■ **Given instruction**:
In the entries below, identify every line with the string "number" and copy it.

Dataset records
•••

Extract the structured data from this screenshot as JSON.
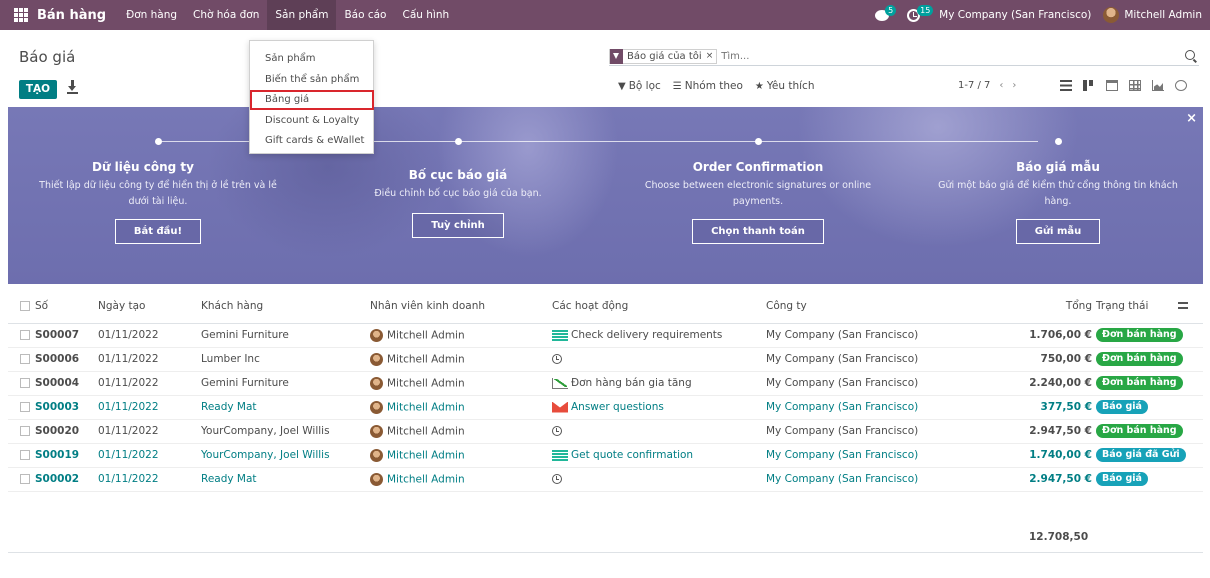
{
  "navbar": {
    "app_name": "Bán hàng",
    "menu": [
      "Đơn hàng",
      "Chờ hóa đơn",
      "Sản phẩm",
      "Báo cáo",
      "Cấu hình"
    ],
    "chat_count": "5",
    "activity_count": "15",
    "company": "My Company (San Francisco)",
    "user": "Mitchell Admin"
  },
  "page": {
    "title": "Báo giá",
    "create_label": "TẠO"
  },
  "search": {
    "facet_label": "Báo giá của tôi",
    "facet_remove": "×",
    "placeholder": "Tìm..."
  },
  "filters": {
    "filter_label": "Bộ lọc",
    "group_label": "Nhóm theo",
    "favorite_label": "Yêu thích"
  },
  "pager": {
    "value": "1-7 / 7",
    "prev": "‹",
    "next": "›"
  },
  "dropdown": {
    "items": [
      "Sản phẩm",
      "Biến thể sản phẩm",
      "Bảng giá",
      "Discount & Loyalty",
      "Gift cards & eWallet"
    ],
    "highlighted": "Bảng giá"
  },
  "banner": {
    "close": "×",
    "steps": [
      {
        "title": "Dữ liệu công ty",
        "desc": "Thiết lập dữ liệu công ty để hiển thị ở lề trên và lề dưới tài liệu.",
        "button": "Bắt đầu!"
      },
      {
        "title": "Bố cục báo giá",
        "desc": "Điều chỉnh bố cục báo giá của bạn.",
        "button": "Tuỳ chỉnh"
      },
      {
        "title": "Order Confirmation",
        "desc": "Choose between electronic signatures or online payments.",
        "button": "Chọn thanh toán"
      },
      {
        "title": "Báo giá mẫu",
        "desc": "Gửi một báo giá để kiểm thử cổng thông tin khách hàng.",
        "button": "Gửi mẫu"
      }
    ]
  },
  "table": {
    "headers": {
      "number": "Số",
      "date": "Ngày tạo",
      "customer": "Khách hàng",
      "salesperson": "Nhân viên kinh doanh",
      "activities": "Các hoạt động",
      "company": "Công ty",
      "total": "Tổng",
      "status": "Trạng thái"
    },
    "rows": [
      {
        "number": "S00007",
        "date": "01/11/2022",
        "customer": "Gemini Furniture",
        "salesperson": "Mitchell Admin",
        "activity_icon": "checklist-icon",
        "activity": "Check delivery requirements",
        "company": "My Company (San Francisco)",
        "total": "1.706,00 €",
        "status": "Đơn bán hàng",
        "status_color": "#28a745",
        "highlight": false
      },
      {
        "number": "S00006",
        "date": "01/11/2022",
        "customer": "Lumber Inc",
        "salesperson": "Mitchell Admin",
        "activity_icon": "clock-icon",
        "activity": "",
        "company": "My Company (San Francisco)",
        "total": "750,00 €",
        "status": "Đơn bán hàng",
        "status_color": "#28a745",
        "highlight": false
      },
      {
        "number": "S00004",
        "date": "01/11/2022",
        "customer": "Gemini Furniture",
        "salesperson": "Mitchell Admin",
        "activity_icon": "upsell-chart-icon",
        "activity": "Đơn hàng bán gia tăng",
        "company": "My Company (San Francisco)",
        "total": "2.240,00 €",
        "status": "Đơn bán hàng",
        "status_color": "#28a745",
        "highlight": false
      },
      {
        "number": "S00003",
        "date": "01/11/2022",
        "customer": "Ready Mat",
        "salesperson": "Mitchell Admin",
        "activity_icon": "email-icon",
        "activity": "Answer questions",
        "company": "My Company (San Francisco)",
        "total": "377,50 €",
        "status": "Báo giá",
        "status_color": "#17a2b8",
        "highlight": true
      },
      {
        "number": "S00020",
        "date": "01/11/2022",
        "customer": "YourCompany, Joel Willis",
        "salesperson": "Mitchell Admin",
        "activity_icon": "clock-icon",
        "activity": "",
        "company": "My Company (San Francisco)",
        "total": "2.947,50 €",
        "status": "Đơn bán hàng",
        "status_color": "#28a745",
        "highlight": false
      },
      {
        "number": "S00019",
        "date": "01/11/2022",
        "customer": "YourCompany, Joel Willis",
        "salesperson": "Mitchell Admin",
        "activity_icon": "checklist-icon",
        "activity": "Get quote confirmation",
        "company": "My Company (San Francisco)",
        "total": "1.740,00 €",
        "status": "Báo giá đã Gửi",
        "status_color": "#17a2b8",
        "highlight": true
      },
      {
        "number": "S00002",
        "date": "01/11/2022",
        "customer": "Ready Mat",
        "salesperson": "Mitchell Admin",
        "activity_icon": "clock-icon",
        "activity": "",
        "company": "My Company (San Francisco)",
        "total": "2.947,50 €",
        "status": "Báo giá",
        "status_color": "#17a2b8",
        "highlight": true
      }
    ],
    "grand_total": "12.708,50"
  }
}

•••

■ **Answer below**:
      "number": "Số",
        "number": "S00007",
        "number": "S00006",
        "number": "S00004",
        "number": "S00003",
        "number": "S00020",
        "number": "S00019",
        "number": "S00002",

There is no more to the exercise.